___ Listed entries ___

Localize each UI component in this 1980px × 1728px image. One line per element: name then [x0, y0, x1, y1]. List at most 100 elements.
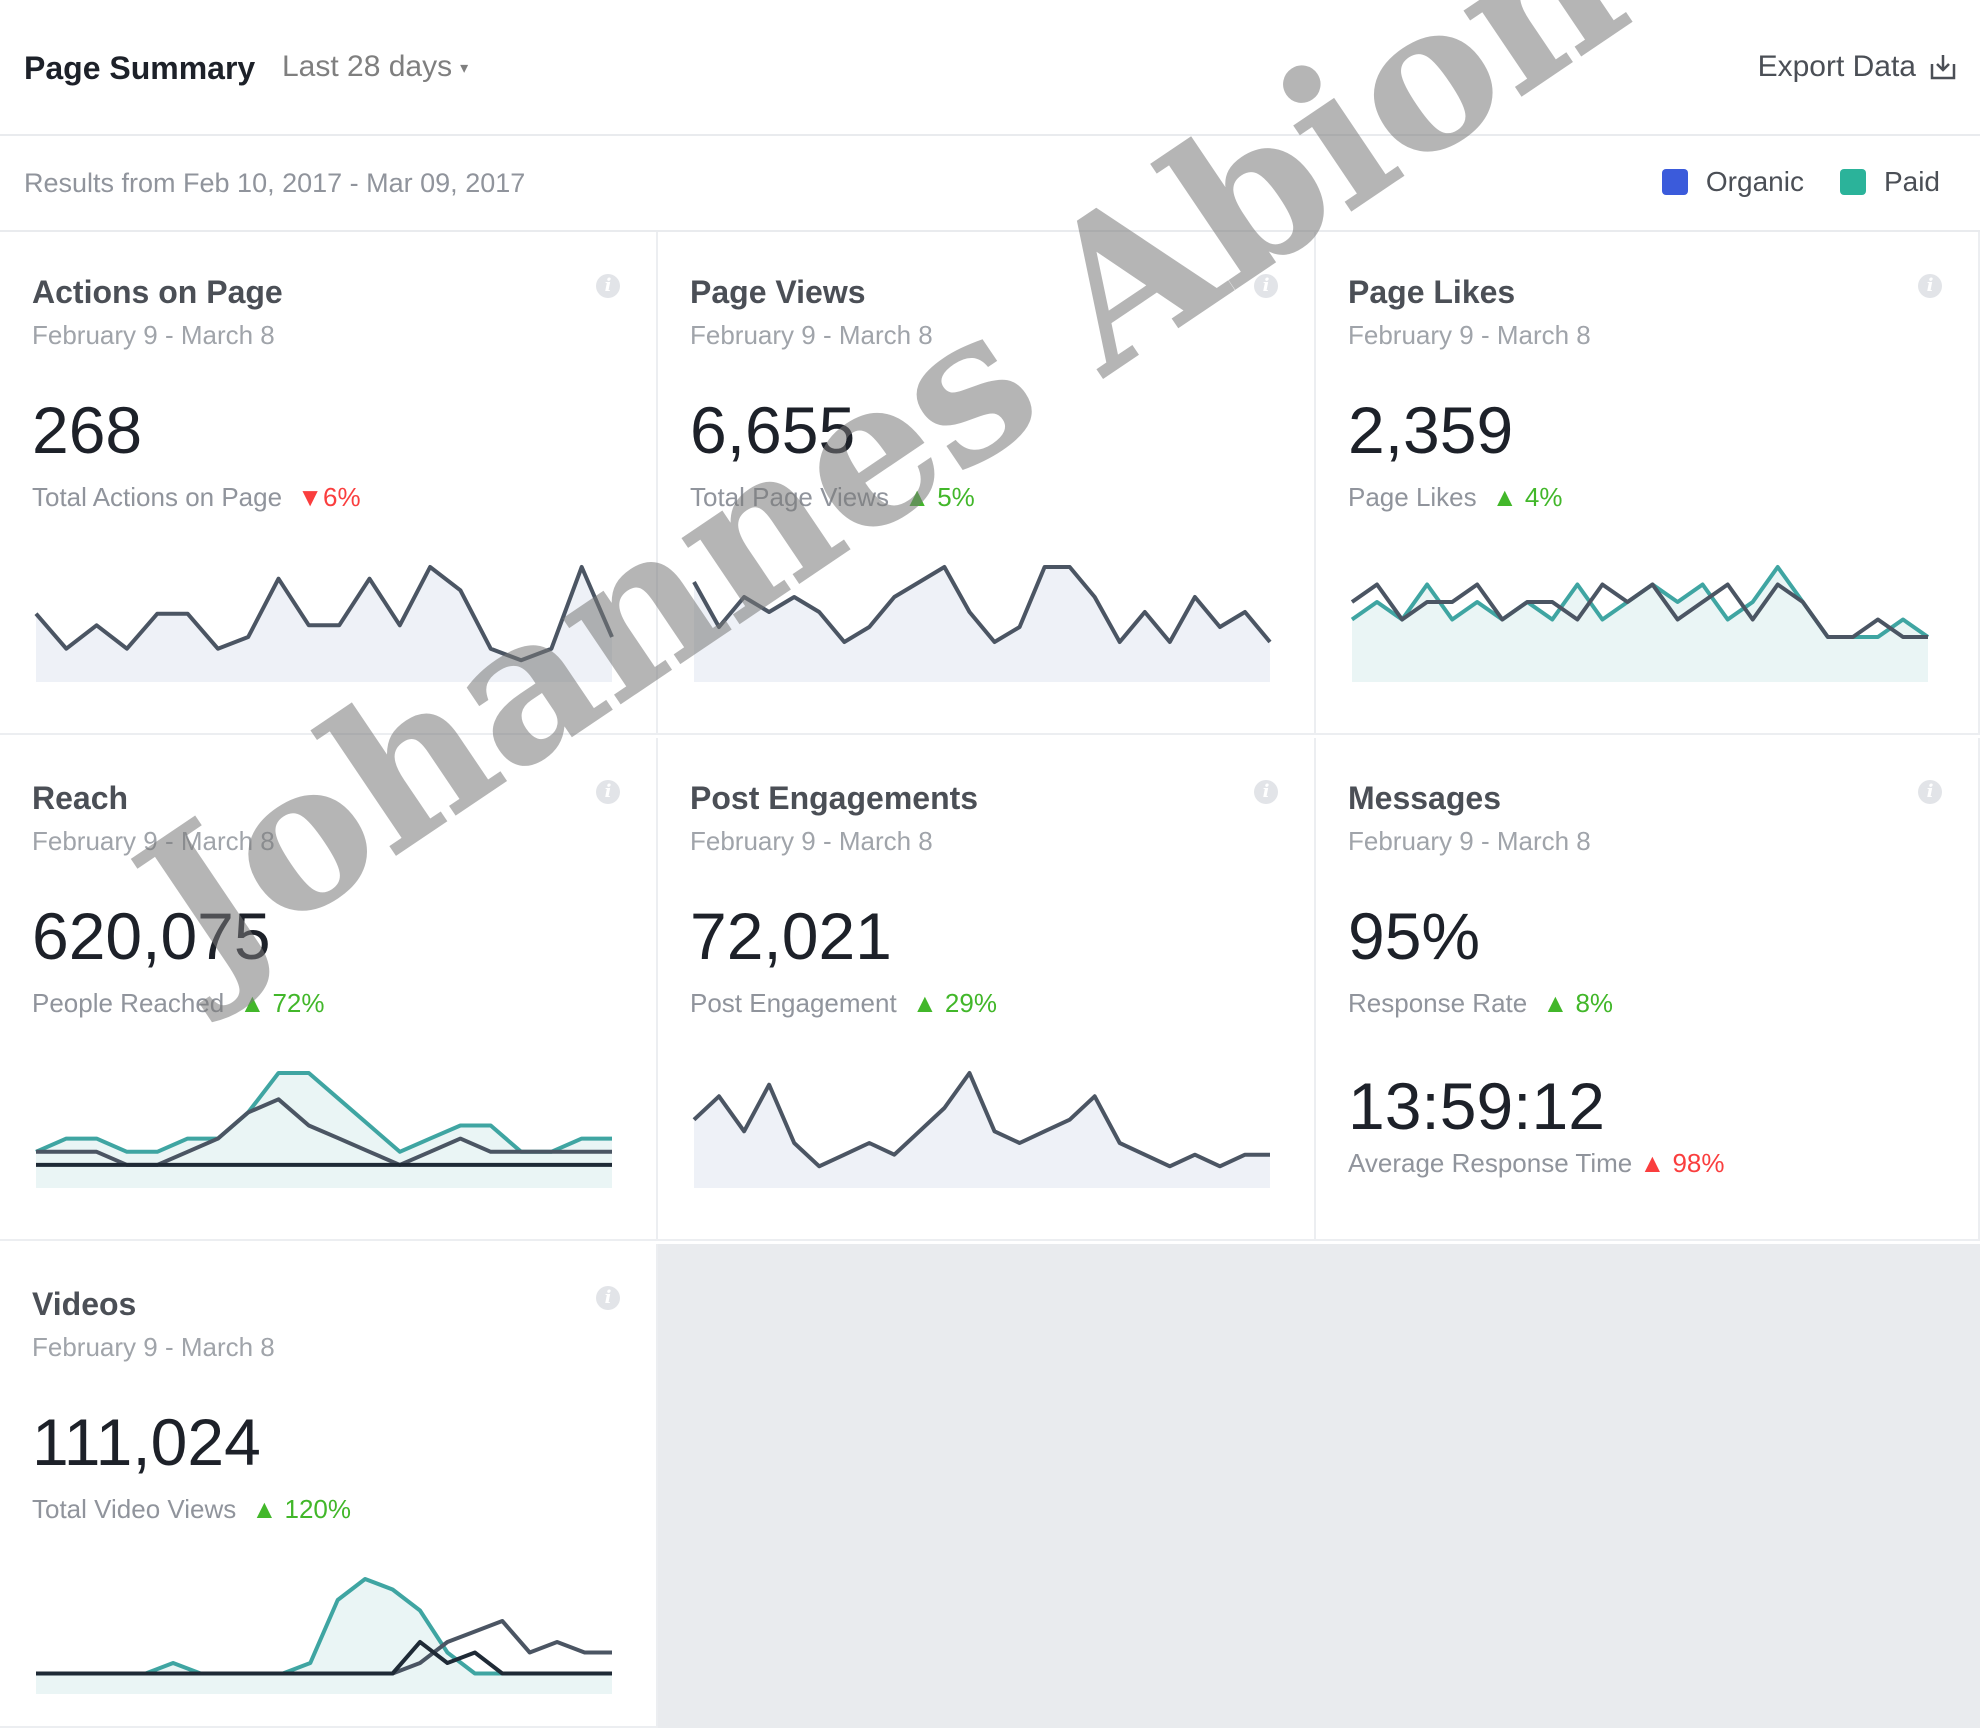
- info-icon[interactable]: i: [1918, 274, 1942, 298]
- triangle-down-icon: ▼: [297, 482, 324, 512]
- card-label: Total Page Views: [690, 482, 889, 512]
- card-actions-on-page[interactable]: Actions on Page February 9 - March 8 i 2…: [0, 232, 658, 735]
- sparkline-videos: [36, 1577, 612, 1694]
- sparkline-series-line: [1350, 582, 1928, 639]
- card-page-likes[interactable]: Page Likes February 9 - March 8 i 2,359 …: [1316, 232, 1980, 735]
- card-title: Page Views: [690, 274, 866, 310]
- change-value: 6%: [323, 482, 361, 512]
- triangle-up-icon: ▲: [1491, 482, 1518, 512]
- card-date: February 9 - March 8: [32, 320, 275, 350]
- card-subtitle: Total Video Views ▲ 120%: [32, 1494, 351, 1525]
- date-range-dropdown[interactable]: Last 28 days ▾: [282, 50, 468, 84]
- date-range-label: Last 28 days: [282, 50, 453, 83]
- triangle-up-icon: ▲: [239, 988, 266, 1018]
- card-value: 6,655: [690, 393, 856, 467]
- export-data-label: Export Data: [1757, 50, 1916, 83]
- card-date: February 9 - March 8: [690, 320, 933, 350]
- change-value: 29%: [944, 988, 997, 1018]
- change-value: 4%: [1524, 482, 1563, 512]
- card-page-views[interactable]: Page Views February 9 - March 8 i 6,655 …: [658, 232, 1316, 735]
- results-range: Results from Feb 10, 2017 - Mar 09, 2017: [24, 168, 526, 198]
- legend: Organic Paid: [1626, 166, 1940, 198]
- info-icon[interactable]: i: [596, 1286, 620, 1310]
- triangle-up-icon: ▲: [911, 988, 938, 1018]
- change-indicator: ▲ 120%: [252, 1494, 351, 1524]
- sparkline-area-fill: [1352, 567, 1928, 682]
- change-indicator: ▲ 72%: [240, 988, 325, 1018]
- sparkline-series-line: [34, 565, 614, 663]
- card-subtitle: Total Actions on Page ▼6%: [32, 482, 361, 513]
- card-subtitle-secondary: Average Response Time ▲ 98%: [1348, 1148, 1725, 1179]
- export-icon: [1930, 55, 1956, 80]
- change-indicator: ▲ 29%: [912, 988, 997, 1018]
- organic-swatch: [1661, 169, 1688, 195]
- info-icon[interactable]: i: [596, 780, 620, 804]
- card-videos[interactable]: Videos February 9 - March 8 i 111,024 To…: [0, 1244, 658, 1728]
- sparkline-post-engagements: [692, 1071, 1270, 1188]
- page-title: Page Summary: [24, 50, 256, 86]
- card-post-engagements[interactable]: Post Engagements February 9 - March 8 i …: [658, 738, 1316, 1241]
- card-value: 2,359: [1348, 393, 1514, 467]
- sparkline-actions: [34, 565, 614, 682]
- card-date: February 9 - March 8: [1348, 826, 1591, 856]
- card-subtitle: Total Page Views ▲ 5%: [690, 482, 975, 513]
- card-label: Page Likes: [1348, 482, 1477, 512]
- legend-paid: Paid: [1839, 166, 1940, 198]
- change-value: 8%: [1575, 988, 1614, 1018]
- card-title: Page Likes: [1348, 274, 1516, 310]
- sparkline-area-fill: [36, 567, 612, 682]
- change-indicator-secondary: ▲ 98%: [1639, 1148, 1724, 1178]
- card-value: 268: [32, 393, 143, 467]
- card-value: 95%: [1348, 899, 1481, 973]
- change-value-secondary: 98%: [1672, 1148, 1725, 1178]
- legend-organic: Organic: [1661, 166, 1804, 198]
- change-indicator: ▼6%: [297, 482, 360, 512]
- sparkline-series-line: [36, 1640, 612, 1676]
- results-bar: Results from Feb 10, 2017 - Mar 09, 2017…: [0, 136, 1980, 232]
- info-icon[interactable]: i: [1918, 780, 1942, 804]
- change-indicator: ▲ 5%: [904, 482, 975, 512]
- card-reach[interactable]: Reach February 9 - March 8 i 620,075 Peo…: [0, 738, 658, 1241]
- card-date: February 9 - March 8: [32, 826, 275, 856]
- card-date: February 9 - March 8: [690, 826, 933, 856]
- change-indicator: ▲ 8%: [1542, 988, 1613, 1018]
- info-icon[interactable]: i: [1254, 780, 1278, 804]
- change-indicator: ▲ 4%: [1492, 482, 1563, 512]
- sparkline-area-fill: [694, 1073, 1270, 1188]
- sparkline-area-fill: [694, 567, 1270, 682]
- card-date: February 9 - March 8: [32, 1332, 275, 1362]
- info-icon[interactable]: i: [596, 274, 620, 298]
- card-value: 72,021: [690, 899, 892, 973]
- card-value-secondary: 13:59:12: [1348, 1069, 1605, 1143]
- card-label-secondary: Average Response Time: [1348, 1148, 1633, 1178]
- card-subtitle: Page Likes ▲ 4%: [1348, 482, 1562, 513]
- card-subtitle: Post Engagement ▲ 29%: [690, 988, 997, 1019]
- card-title: Videos: [32, 1286, 137, 1322]
- card-value: 620,075: [32, 899, 271, 973]
- card-date: February 9 - March 8: [1348, 320, 1591, 350]
- legend-paid-label: Paid: [1883, 166, 1940, 197]
- card-subtitle: People Reached ▲ 72%: [32, 988, 325, 1019]
- empty-panel-area: [658, 1244, 1980, 1728]
- sparkline-reach: [35, 1071, 612, 1188]
- triangle-up-icon: ▲: [1542, 988, 1569, 1018]
- sparkline-series-line: [35, 1071, 612, 1154]
- change-value: 72%: [272, 988, 325, 1018]
- info-icon[interactable]: i: [1254, 274, 1278, 298]
- page-summary-header: Page Summary Last 28 days ▾ Export Data: [0, 0, 1980, 136]
- triangle-up-icon: ▲: [251, 1494, 278, 1524]
- caret-down-icon: ▾: [460, 60, 469, 78]
- card-subtitle: Response Rate ▲ 8%: [1348, 988, 1613, 1019]
- card-label: Total Actions on Page: [32, 482, 283, 512]
- sparkline-page-views: [692, 565, 1272, 682]
- export-data-button[interactable]: Export Data: [1758, 50, 1958, 84]
- card-label: Total Video Views: [32, 1494, 237, 1524]
- card-messages[interactable]: Messages February 9 - March 8 i 95% Resp…: [1316, 738, 1980, 1241]
- card-title: Post Engagements: [690, 780, 979, 816]
- card-title: Reach: [32, 780, 129, 816]
- sparkline-series-line: [692, 1071, 1270, 1169]
- card-label: Response Rate: [1348, 988, 1528, 1018]
- card-title: Messages: [1348, 780, 1501, 816]
- card-value: 111,024: [32, 1405, 261, 1479]
- triangle-up-icon: ▲: [904, 482, 930, 512]
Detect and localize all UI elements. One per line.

___

Gather every line of the records above that contains the string "fill". Copy each of those lines in full.

- sparkline-area-fill: [1352, 567, 1928, 682]
- sparkline-area-fill: [36, 567, 612, 682]
- sparkline-area-fill: [694, 1073, 1270, 1188]
- sparkline-area-fill: [694, 567, 1270, 682]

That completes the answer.